> **REQUIREMENTS**
Reproduce the following material word for word, leaving out the pictures.
--- START DATA FOR PROCESSING ---
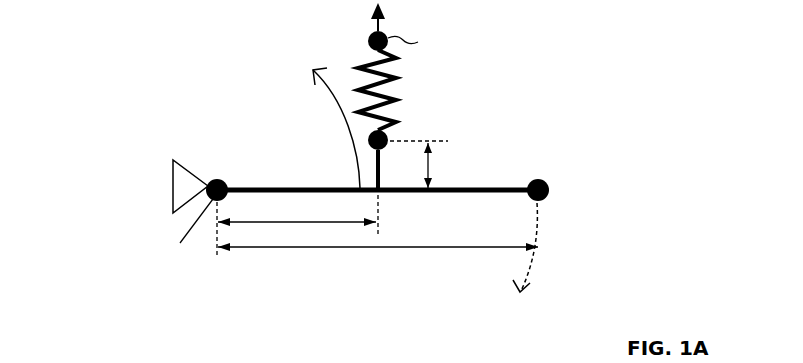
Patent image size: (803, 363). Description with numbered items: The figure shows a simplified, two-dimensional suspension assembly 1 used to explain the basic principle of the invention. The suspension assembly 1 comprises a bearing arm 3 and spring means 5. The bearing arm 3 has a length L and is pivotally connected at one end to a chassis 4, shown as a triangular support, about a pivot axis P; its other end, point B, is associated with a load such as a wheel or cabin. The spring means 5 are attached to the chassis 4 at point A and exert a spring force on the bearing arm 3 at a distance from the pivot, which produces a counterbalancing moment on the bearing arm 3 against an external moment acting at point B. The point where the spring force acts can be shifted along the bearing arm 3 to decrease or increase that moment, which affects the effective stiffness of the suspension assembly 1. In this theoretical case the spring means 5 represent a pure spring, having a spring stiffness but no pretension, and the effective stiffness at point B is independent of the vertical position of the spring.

The suspension assembly 1 is at (250, 94).
The bearing arm 3 is at (278, 186).
The chassis 4 is at (189, 192).
The spring means 5 is at (397, 81).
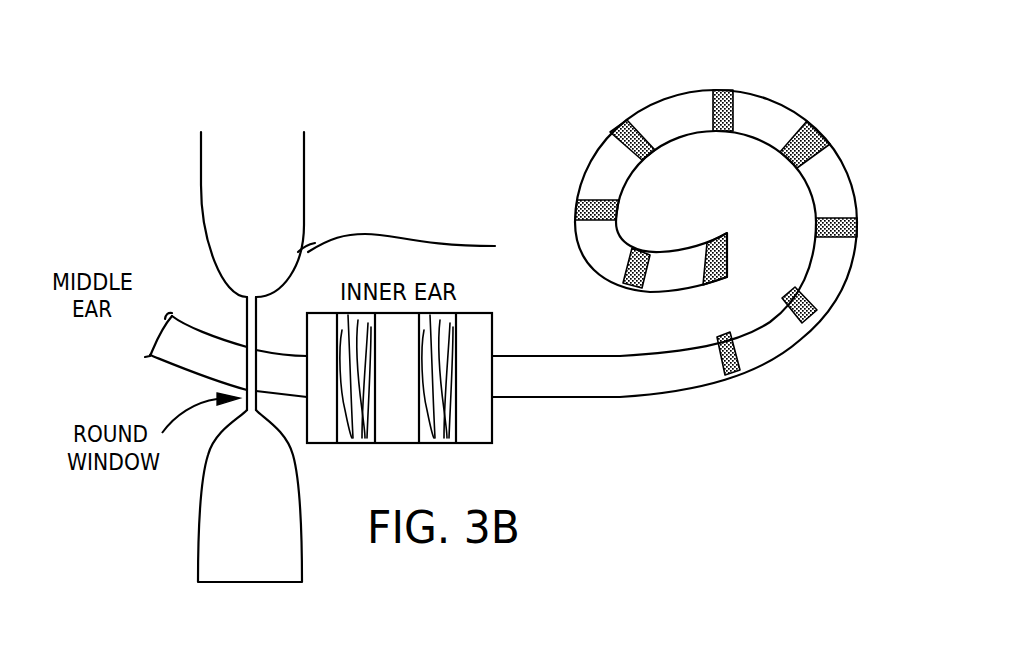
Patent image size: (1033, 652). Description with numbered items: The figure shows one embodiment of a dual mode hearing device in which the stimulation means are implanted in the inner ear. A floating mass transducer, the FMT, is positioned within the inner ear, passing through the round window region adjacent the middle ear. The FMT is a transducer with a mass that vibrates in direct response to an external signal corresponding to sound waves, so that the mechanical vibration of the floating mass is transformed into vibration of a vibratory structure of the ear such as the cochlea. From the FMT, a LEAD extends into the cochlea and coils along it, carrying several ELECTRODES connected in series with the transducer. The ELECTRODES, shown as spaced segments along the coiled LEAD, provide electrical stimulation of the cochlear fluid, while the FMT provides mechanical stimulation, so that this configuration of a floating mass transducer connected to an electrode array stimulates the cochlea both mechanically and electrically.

The floating mass transducer FMT is at (518, 425).
The lead LEAD is at (711, 395).
The electrodes ELECTRODES is at (717, 79).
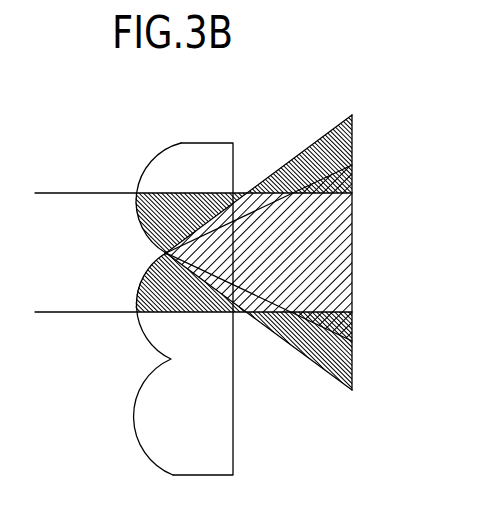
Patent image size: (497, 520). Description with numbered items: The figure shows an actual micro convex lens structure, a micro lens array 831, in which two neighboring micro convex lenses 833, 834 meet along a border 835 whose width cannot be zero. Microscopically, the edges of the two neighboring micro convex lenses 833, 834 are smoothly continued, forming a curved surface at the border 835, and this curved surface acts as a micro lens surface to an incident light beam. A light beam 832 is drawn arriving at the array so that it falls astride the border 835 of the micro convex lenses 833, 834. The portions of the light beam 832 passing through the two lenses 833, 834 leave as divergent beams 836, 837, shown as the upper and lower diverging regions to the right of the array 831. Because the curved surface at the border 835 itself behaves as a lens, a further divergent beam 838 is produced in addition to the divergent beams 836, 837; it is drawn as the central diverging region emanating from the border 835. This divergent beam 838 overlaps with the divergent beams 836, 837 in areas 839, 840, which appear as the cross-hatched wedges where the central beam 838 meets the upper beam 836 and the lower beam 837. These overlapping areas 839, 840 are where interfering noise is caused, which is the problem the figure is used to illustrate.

The micro lens array 831 is at (207, 143).
The light beam 832 is at (73, 193).
The micro convex lens 833 is at (152, 160).
The micro convex lens 834 is at (142, 333).
The border 835 is at (163, 254).
The divergent beam 836 is at (318, 157).
The divergent beam 837 is at (305, 355).
The divergent beam 838 is at (318, 248).
The area 839 is at (348, 185).
The area 840 is at (345, 327).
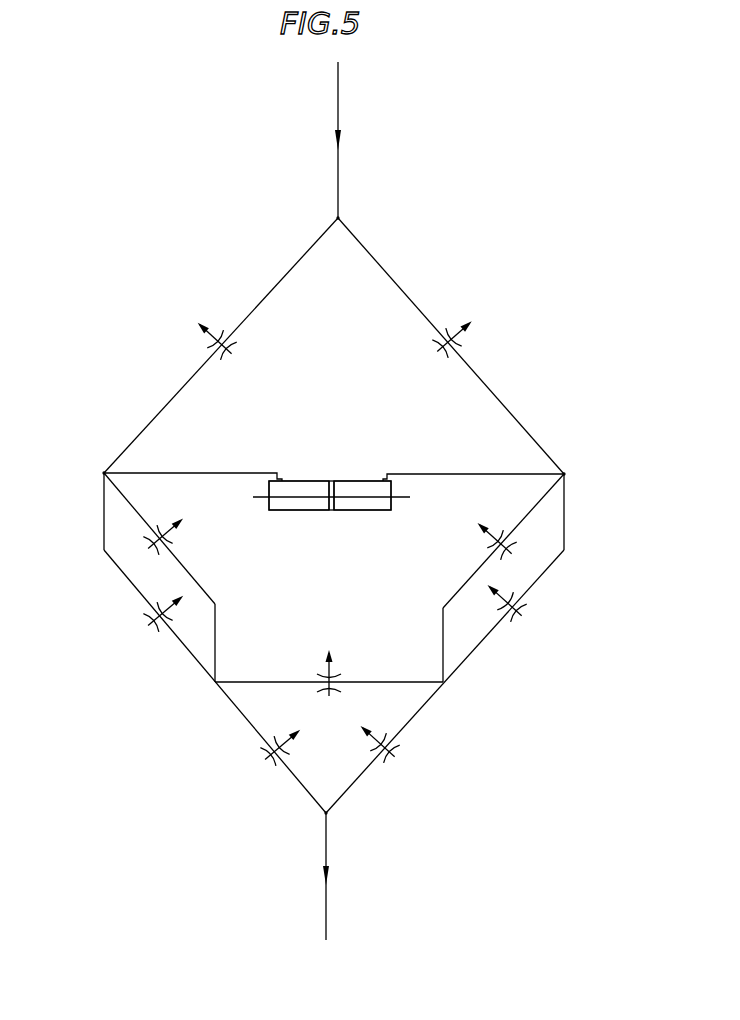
--- END DATA FOR PROCESSING ---
> **FINAL ANSWER**
Patent image size: (803, 363). Description with numbered items: The figure shows a simplified, two-dimensional suspension assembly 1 used to explain the basic principle of the invention. The suspension assembly 1 comprises a bearing arm 3 and spring means 5. The bearing arm 3 has a length L and is pivotally connected at one end to a chassis 4, shown as a triangular support, about a pivot axis P; its other end, point B, is associated with a load such as a wheel or cabin. The spring means 5 are attached to the chassis 4 at point A and exert a spring force on the bearing arm 3 at a distance from the pivot, which produces a counterbalancing moment on the bearing arm 3 against an external moment acting at point B. The point where the spring force acts can be shifted along the bearing arm 3 to decrease or increase that moment, which affects the effective stiffness of the suspension assembly 1. In this theoretical case the spring means 5 represent a pure spring, having a spring stiffness but no pretension, and the effective stiffness at point B is independent of the vertical position of the spring.

The suspension assembly 1 is at (250, 94).
The bearing arm 3 is at (278, 186).
The chassis 4 is at (189, 192).
The spring means 5 is at (397, 81).
Patent image size: (1033, 652). Description with numbered items: The figure shows one embodiment of a dual mode hearing device in which the stimulation means are implanted in the inner ear. A floating mass transducer, the FMT, is positioned within the inner ear, passing through the round window region adjacent the middle ear. The FMT is a transducer with a mass that vibrates in direct response to an external signal corresponding to sound waves, so that the mechanical vibration of the floating mass is transformed into vibration of a vibratory structure of the ear such as the cochlea. From the FMT, a LEAD extends into the cochlea and coils along it, carrying several ELECTRODES connected in series with the transducer. The ELECTRODES, shown as spaced segments along the coiled LEAD, provide electrical stimulation of the cochlear fluid, while the FMT provides mechanical stimulation, so that this configuration of a floating mass transducer connected to an electrode array stimulates the cochlea both mechanically and electrically.

The floating mass transducer FMT is at (518, 425).
The lead LEAD is at (711, 395).
The electrodes ELECTRODES is at (717, 79).
Patent image size: (497, 520). Description with numbered items: The figure shows an actual micro convex lens structure, a micro lens array 831, in which two neighboring micro convex lenses 833, 834 meet along a border 835 whose width cannot be zero. Microscopically, the edges of the two neighboring micro convex lenses 833, 834 are smoothly continued, forming a curved surface at the border 835, and this curved surface acts as a micro lens surface to an incident light beam. A light beam 832 is drawn arriving at the array so that it falls astride the border 835 of the micro convex lenses 833, 834. The portions of the light beam 832 passing through the two lenses 833, 834 leave as divergent beams 836, 837, shown as the upper and lower diverging regions to the right of the array 831. Because the curved surface at the border 835 itself behaves as a lens, a further divergent beam 838 is produced in addition to the divergent beams 836, 837; it is drawn as the central diverging region emanating from the border 835. This divergent beam 838 overlaps with the divergent beams 836, 837 in areas 839, 840, which appear as the cross-hatched wedges where the central beam 838 meets the upper beam 836 and the lower beam 837. These overlapping areas 839, 840 are where interfering noise is caused, which is the problem the figure is used to illustrate.

The micro lens array 831 is at (207, 143).
The light beam 832 is at (73, 193).
The micro convex lens 833 is at (152, 160).
The micro convex lens 834 is at (142, 333).
The border 835 is at (163, 254).
The divergent beam 836 is at (318, 157).
The divergent beam 837 is at (305, 355).
The divergent beam 838 is at (318, 248).
The area 839 is at (348, 185).
The area 840 is at (345, 327).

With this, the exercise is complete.